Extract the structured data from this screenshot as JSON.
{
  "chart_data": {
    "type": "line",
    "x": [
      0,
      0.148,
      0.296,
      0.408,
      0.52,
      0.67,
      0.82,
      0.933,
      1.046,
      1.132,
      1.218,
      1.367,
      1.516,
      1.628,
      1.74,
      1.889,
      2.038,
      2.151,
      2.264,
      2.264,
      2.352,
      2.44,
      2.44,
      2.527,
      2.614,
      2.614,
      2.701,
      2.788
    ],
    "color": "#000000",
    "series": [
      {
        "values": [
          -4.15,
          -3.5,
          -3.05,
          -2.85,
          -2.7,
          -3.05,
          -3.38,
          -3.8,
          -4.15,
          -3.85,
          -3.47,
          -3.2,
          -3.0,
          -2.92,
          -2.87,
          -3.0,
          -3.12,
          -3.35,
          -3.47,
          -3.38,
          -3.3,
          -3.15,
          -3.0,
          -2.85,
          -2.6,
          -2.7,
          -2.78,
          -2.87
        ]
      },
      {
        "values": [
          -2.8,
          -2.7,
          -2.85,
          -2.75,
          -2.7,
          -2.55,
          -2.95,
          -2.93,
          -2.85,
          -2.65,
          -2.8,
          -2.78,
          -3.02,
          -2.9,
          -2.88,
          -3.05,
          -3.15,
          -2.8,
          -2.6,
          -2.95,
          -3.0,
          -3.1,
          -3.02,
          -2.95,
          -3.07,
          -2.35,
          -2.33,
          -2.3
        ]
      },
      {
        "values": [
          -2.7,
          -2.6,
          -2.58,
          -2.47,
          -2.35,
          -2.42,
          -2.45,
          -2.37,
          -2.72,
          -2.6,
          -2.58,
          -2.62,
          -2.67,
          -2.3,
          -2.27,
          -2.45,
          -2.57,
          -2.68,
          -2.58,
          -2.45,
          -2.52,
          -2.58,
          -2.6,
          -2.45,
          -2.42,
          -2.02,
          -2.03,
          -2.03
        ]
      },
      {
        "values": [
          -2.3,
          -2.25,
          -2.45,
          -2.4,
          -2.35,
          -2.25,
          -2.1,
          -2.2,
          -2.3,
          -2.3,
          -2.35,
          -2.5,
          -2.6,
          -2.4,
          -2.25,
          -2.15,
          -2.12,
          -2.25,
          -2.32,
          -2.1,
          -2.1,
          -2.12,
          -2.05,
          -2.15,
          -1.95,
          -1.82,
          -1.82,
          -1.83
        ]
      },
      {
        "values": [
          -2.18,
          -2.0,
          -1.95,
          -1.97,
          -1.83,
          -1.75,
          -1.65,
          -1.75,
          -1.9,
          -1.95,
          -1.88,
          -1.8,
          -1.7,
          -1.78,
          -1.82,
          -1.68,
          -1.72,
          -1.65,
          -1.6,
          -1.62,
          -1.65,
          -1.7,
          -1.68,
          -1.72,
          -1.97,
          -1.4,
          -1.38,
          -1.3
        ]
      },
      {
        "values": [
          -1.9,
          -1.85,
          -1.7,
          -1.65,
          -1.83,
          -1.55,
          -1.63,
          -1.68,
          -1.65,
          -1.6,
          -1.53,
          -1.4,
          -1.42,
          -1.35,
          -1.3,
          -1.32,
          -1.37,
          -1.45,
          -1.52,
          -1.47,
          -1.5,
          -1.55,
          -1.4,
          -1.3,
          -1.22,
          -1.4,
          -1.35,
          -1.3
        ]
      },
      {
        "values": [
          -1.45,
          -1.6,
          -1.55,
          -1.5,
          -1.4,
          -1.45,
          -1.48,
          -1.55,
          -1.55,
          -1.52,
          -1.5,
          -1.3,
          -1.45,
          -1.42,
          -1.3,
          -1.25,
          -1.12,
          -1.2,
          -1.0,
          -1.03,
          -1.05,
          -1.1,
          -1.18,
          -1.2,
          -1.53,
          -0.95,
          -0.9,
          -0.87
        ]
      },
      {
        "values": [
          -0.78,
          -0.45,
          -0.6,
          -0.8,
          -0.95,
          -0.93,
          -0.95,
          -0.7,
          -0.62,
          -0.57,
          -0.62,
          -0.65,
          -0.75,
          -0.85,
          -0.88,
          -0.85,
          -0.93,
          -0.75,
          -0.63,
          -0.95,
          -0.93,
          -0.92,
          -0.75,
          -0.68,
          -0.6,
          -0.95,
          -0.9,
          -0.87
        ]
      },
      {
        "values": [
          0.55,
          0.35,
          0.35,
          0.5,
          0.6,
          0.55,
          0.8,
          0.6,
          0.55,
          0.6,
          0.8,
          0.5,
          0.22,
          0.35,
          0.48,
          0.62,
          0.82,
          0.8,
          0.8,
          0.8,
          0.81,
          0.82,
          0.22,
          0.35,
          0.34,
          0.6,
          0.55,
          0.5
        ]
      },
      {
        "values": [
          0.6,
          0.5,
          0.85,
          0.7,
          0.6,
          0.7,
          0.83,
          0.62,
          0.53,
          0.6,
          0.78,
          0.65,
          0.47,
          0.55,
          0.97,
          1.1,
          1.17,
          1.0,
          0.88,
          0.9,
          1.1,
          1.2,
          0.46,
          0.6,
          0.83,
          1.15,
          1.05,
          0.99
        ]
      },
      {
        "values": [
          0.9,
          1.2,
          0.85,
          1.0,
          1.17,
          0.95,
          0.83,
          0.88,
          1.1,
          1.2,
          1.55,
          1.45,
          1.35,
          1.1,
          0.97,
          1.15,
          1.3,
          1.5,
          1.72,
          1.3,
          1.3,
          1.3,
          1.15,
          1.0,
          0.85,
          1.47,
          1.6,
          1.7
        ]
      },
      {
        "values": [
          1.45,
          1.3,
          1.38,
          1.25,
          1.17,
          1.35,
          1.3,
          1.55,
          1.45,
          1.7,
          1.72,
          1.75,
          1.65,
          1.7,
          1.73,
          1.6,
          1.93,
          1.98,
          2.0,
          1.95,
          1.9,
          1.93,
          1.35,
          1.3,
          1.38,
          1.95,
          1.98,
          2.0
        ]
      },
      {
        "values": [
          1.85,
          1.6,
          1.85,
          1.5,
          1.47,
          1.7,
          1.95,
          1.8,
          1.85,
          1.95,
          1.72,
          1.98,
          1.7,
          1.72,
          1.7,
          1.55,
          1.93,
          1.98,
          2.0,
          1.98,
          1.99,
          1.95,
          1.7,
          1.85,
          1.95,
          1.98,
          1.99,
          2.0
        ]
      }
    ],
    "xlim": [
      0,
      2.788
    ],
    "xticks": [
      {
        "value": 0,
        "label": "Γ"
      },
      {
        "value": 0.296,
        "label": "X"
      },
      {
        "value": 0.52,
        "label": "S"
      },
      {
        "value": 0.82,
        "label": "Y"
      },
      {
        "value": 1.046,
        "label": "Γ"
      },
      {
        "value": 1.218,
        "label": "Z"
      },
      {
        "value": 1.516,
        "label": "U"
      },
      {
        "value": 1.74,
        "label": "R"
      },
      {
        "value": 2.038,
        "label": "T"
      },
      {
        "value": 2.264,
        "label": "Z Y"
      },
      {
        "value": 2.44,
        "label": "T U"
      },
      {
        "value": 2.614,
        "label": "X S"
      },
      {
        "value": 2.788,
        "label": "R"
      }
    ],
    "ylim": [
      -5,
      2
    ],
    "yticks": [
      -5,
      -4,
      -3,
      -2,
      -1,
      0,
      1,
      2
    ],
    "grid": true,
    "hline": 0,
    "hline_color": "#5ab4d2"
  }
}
___
→ **Task directions**: Write every entry out again exactly.

→ **Solution to the exercise**:
Extract the structured data from this screenshot as JSON.
{
  "chart_data": {
    "type": "line",
    "x": [
      0,
      0.148,
      0.296,
      0.408,
      0.52,
      0.67,
      0.82,
      0.933,
      1.046,
      1.132,
      1.218,
      1.367,
      1.516,
      1.628,
      1.74,
      1.889,
      2.038,
      2.151,
      2.264,
      2.264,
      2.352,
      2.44,
      2.44,
      2.527,
      2.614,
      2.614,
      2.701,
      2.788
    ],
    "color": "#000000",
    "series": [
      {
        "values": [
          -4.15,
          -3.5,
          -3.05,
          -2.85,
          -2.7,
          -3.05,
          -3.38,
          -3.8,
          -4.15,
          -3.85,
          -3.47,
          -3.2,
          -3.0,
          -2.92,
          -2.87,
          -3.0,
          -3.12,
          -3.35,
          -3.47,
          -3.38,
          -3.3,
          -3.15,
          -3.0,
          -2.85,
          -2.6,
          -2.7,
          -2.78,
          -2.87
        ]
      },
      {
        "values": [
          -2.8,
          -2.7,
          -2.85,
          -2.75,
          -2.7,
          -2.55,
          -2.95,
          -2.93,
          -2.85,
          -2.65,
          -2.8,
          -2.78,
          -3.02,
          -2.9,
          -2.88,
          -3.05,
          -3.15,
          -2.8,
          -2.6,
          -2.95,
          -3.0,
          -3.1,
          -3.02,
          -2.95,
          -3.07,
          -2.35,
          -2.33,
          -2.3
        ]
      },
      {
        "values": [
          -2.7,
          -2.6,
          -2.58,
          -2.47,
          -2.35,
          -2.42,
          -2.45,
          -2.37,
          -2.72,
          -2.6,
          -2.58,
          -2.62,
          -2.67,
          -2.3,
          -2.27,
          -2.45,
          -2.57,
          -2.68,
          -2.58,
          -2.45,
          -2.52,
          -2.58,
          -2.6,
          -2.45,
          -2.42,
          -2.02,
          -2.03,
          -2.03
        ]
      },
      {
        "values": [
          -2.3,
          -2.25,
          -2.45,
          -2.4,
          -2.35,
          -2.25,
          -2.1,
          -2.2,
          -2.3,
          -2.3,
          -2.35,
          -2.5,
          -2.6,
          -2.4,
          -2.25,
          -2.15,
          -2.12,
          -2.25,
          -2.32,
          -2.1,
          -2.1,
          -2.12,
          -2.05,
          -2.15,
          -1.95,
          -1.82,
          -1.82,
          -1.83
        ]
      },
      {
        "values": [
          -2.18,
          -2.0,
          -1.95,
          -1.97,
          -1.83,
          -1.75,
          -1.65,
          -1.75,
          -1.9,
          -1.95,
          -1.88,
          -1.8,
          -1.7,
          -1.78,
          -1.82,
          -1.68,
          -1.72,
          -1.65,
          -1.6,
          -1.62,
          -1.65,
          -1.7,
          -1.68,
          -1.72,
          -1.97,
          -1.4,
          -1.38,
          -1.3
        ]
      },
      {
        "values": [
          -1.9,
          -1.85,
          -1.7,
          -1.65,
          -1.83,
          -1.55,
          -1.63,
          -1.68,
          -1.65,
          -1.6,
          -1.53,
          -1.4,
          -1.42,
          -1.35,
          -1.3,
          -1.32,
          -1.37,
          -1.45,
          -1.52,
          -1.47,
          -1.5,
          -1.55,
          -1.4,
          -1.3,
          -1.22,
          -1.4,
          -1.35,
          -1.3
        ]
      },
      {
        "values": [
          -1.45,
          -1.6,
          -1.55,
          -1.5,
          -1.4,
          -1.45,
          -1.48,
          -1.55,
          -1.55,
          -1.52,
          -1.5,
          -1.3,
          -1.45,
          -1.42,
          -1.3,
          -1.25,
          -1.12,
          -1.2,
          -1.0,
          -1.03,
          -1.05,
          -1.1,
          -1.18,
          -1.2,
          -1.53,
          -0.95,
          -0.9,
          -0.87
        ]
      },
      {
        "values": [
          -0.78,
          -0.45,
          -0.6,
          -0.8,
          -0.95,
          -0.93,
          -0.95,
          -0.7,
          -0.62,
          -0.57,
          -0.62,
          -0.65,
          -0.75,
          -0.85,
          -0.88,
          -0.85,
          -0.93,
          -0.75,
          -0.63,
          -0.95,
          -0.93,
          -0.92,
          -0.75,
          -0.68,
          -0.6,
          -0.95,
          -0.9,
          -0.87
        ]
      },
      {
        "values": [
          0.55,
          0.35,
          0.35,
          0.5,
          0.6,
          0.55,
          0.8,
          0.6,
          0.55,
          0.6,
          0.8,
          0.5,
          0.22,
          0.35,
          0.48,
          0.62,
          0.82,
          0.8,
          0.8,
          0.8,
          0.81,
          0.82,
          0.22,
          0.35,
          0.34,
          0.6,
          0.55,
          0.5
        ]
      },
      {
        "values": [
          0.6,
          0.5,
          0.85,
          0.7,
          0.6,
          0.7,
          0.83,
          0.62,
          0.53,
          0.6,
          0.78,
          0.65,
          0.47,
          0.55,
          0.97,
          1.1,
          1.17,
          1.0,
          0.88,
          0.9,
          1.1,
          1.2,
          0.46,
          0.6,
          0.83,
          1.15,
          1.05,
          0.99
        ]
      },
      {
        "values": [
          0.9,
          1.2,
          0.85,
          1.0,
          1.17,
          0.95,
          0.83,
          0.88,
          1.1,
          1.2,
          1.55,
          1.45,
          1.35,
          1.1,
          0.97,
          1.15,
          1.3,
          1.5,
          1.72,
          1.3,
          1.3,
          1.3,
          1.15,
          1.0,
          0.85,
          1.47,
          1.6,
          1.7
        ]
      },
      {
        "values": [
          1.45,
          1.3,
          1.38,
          1.25,
          1.17,
          1.35,
          1.3,
          1.55,
          1.45,
          1.7,
          1.72,
          1.75,
          1.65,
          1.7,
          1.73,
          1.6,
          1.93,
          1.98,
          2.0,
          1.95,
          1.9,
          1.93,
          1.35,
          1.3,
          1.38,
          1.95,
          1.98,
          2.0
        ]
      },
      {
        "values": [
          1.85,
          1.6,
          1.85,
          1.5,
          1.47,
          1.7,
          1.95,
          1.8,
          1.85,
          1.95,
          1.72,
          1.98,
          1.7,
          1.72,
          1.7,
          1.55,
          1.93,
          1.98,
          2.0,
          1.98,
          1.99,
          1.95,
          1.7,
          1.85,
          1.95,
          1.98,
          1.99,
          2.0
        ]
      }
    ],
    "xlim": [
      0,
      2.788
    ],
    "xticks": [
      {
        "value": 0,
        "label": "Γ"
      },
      {
        "value": 0.296,
        "label": "X"
      },
      {
        "value": 0.52,
        "label": "S"
      },
      {
        "value": 0.82,
        "label": "Y"
      },
      {
        "value": 1.046,
        "label": "Γ"
      },
      {
        "value": 1.218,
        "label": "Z"
      },
      {
        "value": 1.516,
        "label": "U"
      },
      {
        "value": 1.74,
        "label": "R"
      },
      {
        "value": 2.038,
        "label": "T"
      },
      {
        "value": 2.264,
        "label": "Z Y"
      },
      {
        "value": 2.44,
        "label": "T U"
      },
      {
        "value": 2.614,
        "label": "X S"
      },
      {
        "value": 2.788,
        "label": "R"
      }
    ],
    "ylim": [
      -5,
      2
    ],
    "yticks": [
      -5,
      -4,
      -3,
      -2,
      -1,
      0,
      1,
      2
    ],
    "grid": true,
    "hline": 0,
    "hline_color": "#5ab4d2"
  }
}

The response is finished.